(Records from a collection)

■ ■ ■

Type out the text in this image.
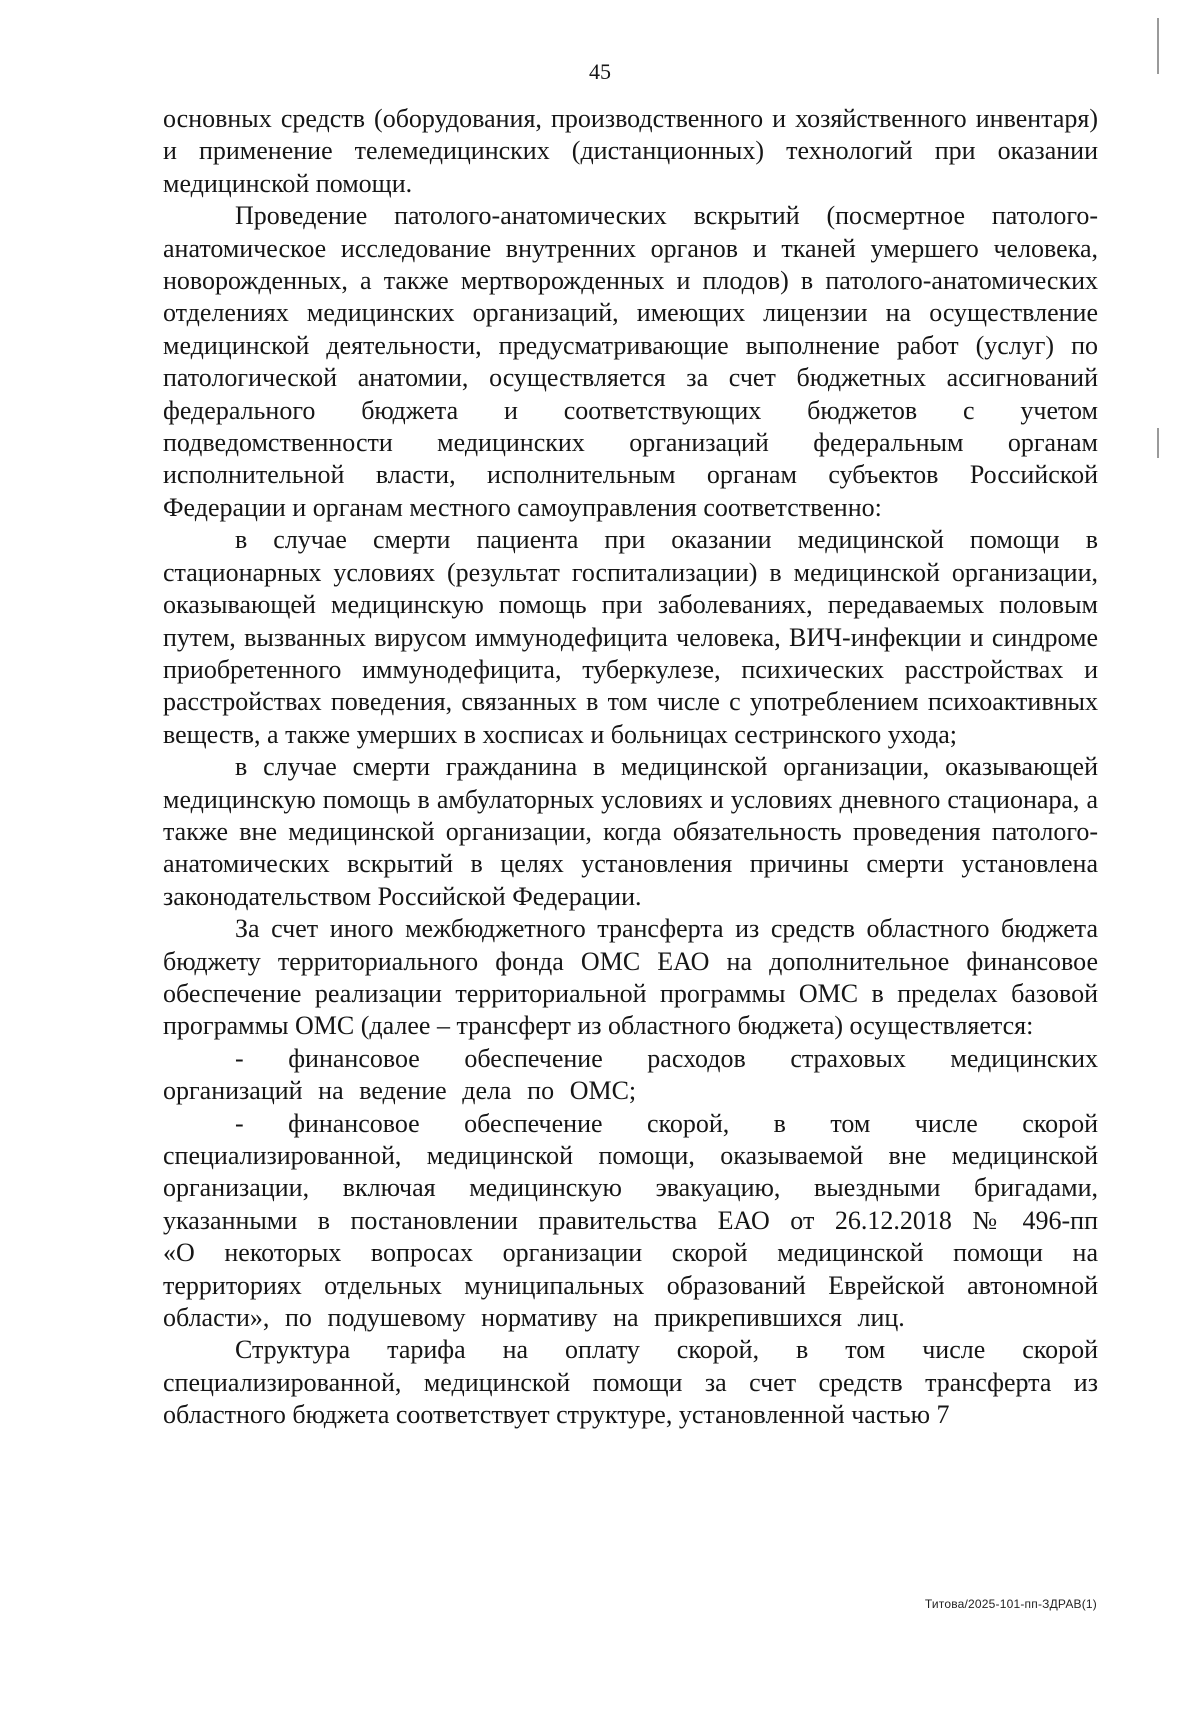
45

основных средств (оборудования, производственного и хозяйственного инвентаря) и применение телемедицинских (дистанционных) технологий при оказании медицинской помощи.

Проведение патолого-анатомических вскрытий (посмертное патолого-анатомическое исследование внутренних органов и тканей умершего человека, новорожденных, а также мертворожденных и плодов) в патолого-анатомических отделениях медицинских организаций, имеющих лицензии на осуществление медицинской деятельности, предусматривающие выполнение работ (услуг) по патологической анатомии, осуществляется за счет бюджетных ассигнований федерального бюджета и соответствующих бюджетов с учетом подведомственности медицинских организаций федеральным органам исполнительной власти, исполнительным органам субъектов Российской Федерации и органам местного самоуправления соответственно:

в случае смерти пациента при оказании медицинской помощи в стационарных условиях (результат госпитализации) в медицинской организации, оказывающей медицинскую помощь при заболеваниях, передаваемых половым путем, вызванных вирусом иммунодефицита человека, ВИЧ-инфекции и синдроме приобретенного иммунодефицита, туберкулезе, психических расстройствах и расстройствах поведения, связанных в том числе с употреблением психоактивных веществ, а также умерших в хосписах и больницах сестринского ухода;

в случае смерти гражданина в медицинской организации, оказывающей медицинскую помощь в амбулаторных условиях и условиях дневного стационара, а также вне медицинской организации, когда обязательность проведения патолого-анатомических вскрытий в целях установления причины смерти установлена законодательством Российской Федерации.

За счет иного межбюджетного трансферта из средств областного бюджета бюджету территориального фонда ОМС ЕАО на дополнительное финансовое обеспечение реализации территориальной программы ОМС в пределах базовой программы ОМС (далее – трансферт из областного бюджета) осуществляется:

- финансовое обеспечение расходов страховых медицинских организаций на ведение дела по ОМС;

- финансовое обеспечение скорой, в том числе скорой специализированной, медицинской помощи, оказываемой вне медицинской организации, включая медицинскую эвакуацию, выездными бригадами, указанными в постановлении правительства ЕАО от 26.12.2018 № 496-пп «О некоторых вопросах организации скорой медицинской помощи на территориях отдельных муниципальных образований Еврейской автономной области», по подушевому нормативу на прикрепившихся лиц.

Структура тарифа на оплату скорой, в том числе скорой специализированной, медицинской помощи за счет средств трансферта из областного бюджета соответствует структуре, установленной частью 7

Титова/2025-101-пп-ЗДРАВ(1)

■ ■ ■

CHALLENGE: Retype each record exactly as it stands, but do not include the pictures.

TASK ANSWER:
Type out the text in this image.
45

основных средств (оборудования, производственного и хозяйственного инвентаря) и применение телемедицинских (дистанционных) технологий при оказании медицинской помощи.

Проведение патолого-анатомических вскрытий (посмертное патолого-анатомическое исследование внутренних органов и тканей умершего человека, новорожденных, а также мертворожденных и плодов) в патолого-анатомических отделениях медицинских организаций, имеющих лицензии на осуществление медицинской деятельности, предусматривающие выполнение работ (услуг) по патологической анатомии, осуществляется за счет бюджетных ассигнований федерального бюджета и соответствующих бюджетов с учетом подведомственности медицинских организаций федеральным органам исполнительной власти, исполнительным органам субъектов Российской Федерации и органам местного самоуправления соответственно:

в случае смерти пациента при оказании медицинской помощи в стационарных условиях (результат госпитализации) в медицинской организации, оказывающей медицинскую помощь при заболеваниях, передаваемых половым путем, вызванных вирусом иммунодефицита человека, ВИЧ-инфекции и синдроме приобретенного иммунодефицита, туберкулезе, психических расстройствах и расстройствах поведения, связанных в том числе с употреблением психоактивных веществ, а также умерших в хосписах и больницах сестринского ухода;

в случае смерти гражданина в медицинской организации, оказывающей медицинскую помощь в амбулаторных условиях и условиях дневного стационара, а также вне медицинской организации, когда обязательность проведения патолого-анатомических вскрытий в целях установления причины смерти установлена законодательством Российской Федерации.

За счет иного межбюджетного трансферта из средств областного бюджета бюджету территориального фонда ОМС ЕАО на дополнительное финансовое обеспечение реализации территориальной программы ОМС в пределах базовой программы ОМС (далее – трансферт из областного бюджета) осуществляется:

- финансовое обеспечение расходов страховых медицинских организаций на ведение дела по ОМС;

- финансовое обеспечение скорой, в том числе скорой специализированной, медицинской помощи, оказываемой вне медицинской организации, включая медицинскую эвакуацию, выездными бригадами, указанными в постановлении правительства ЕАО от 26.12.2018 № 496-пп «О некоторых вопросах организации скорой медицинской помощи на территориях отдельных муниципальных образований Еврейской автономной области», по подушевому нормативу на прикрепившихся лиц.

Структура тарифа на оплату скорой, в том числе скорой специализированной, медицинской помощи за счет средств трансферта из областного бюджета соответствует структуре, установленной частью 7

Титова/2025-101-пп-ЗДРАВ(1)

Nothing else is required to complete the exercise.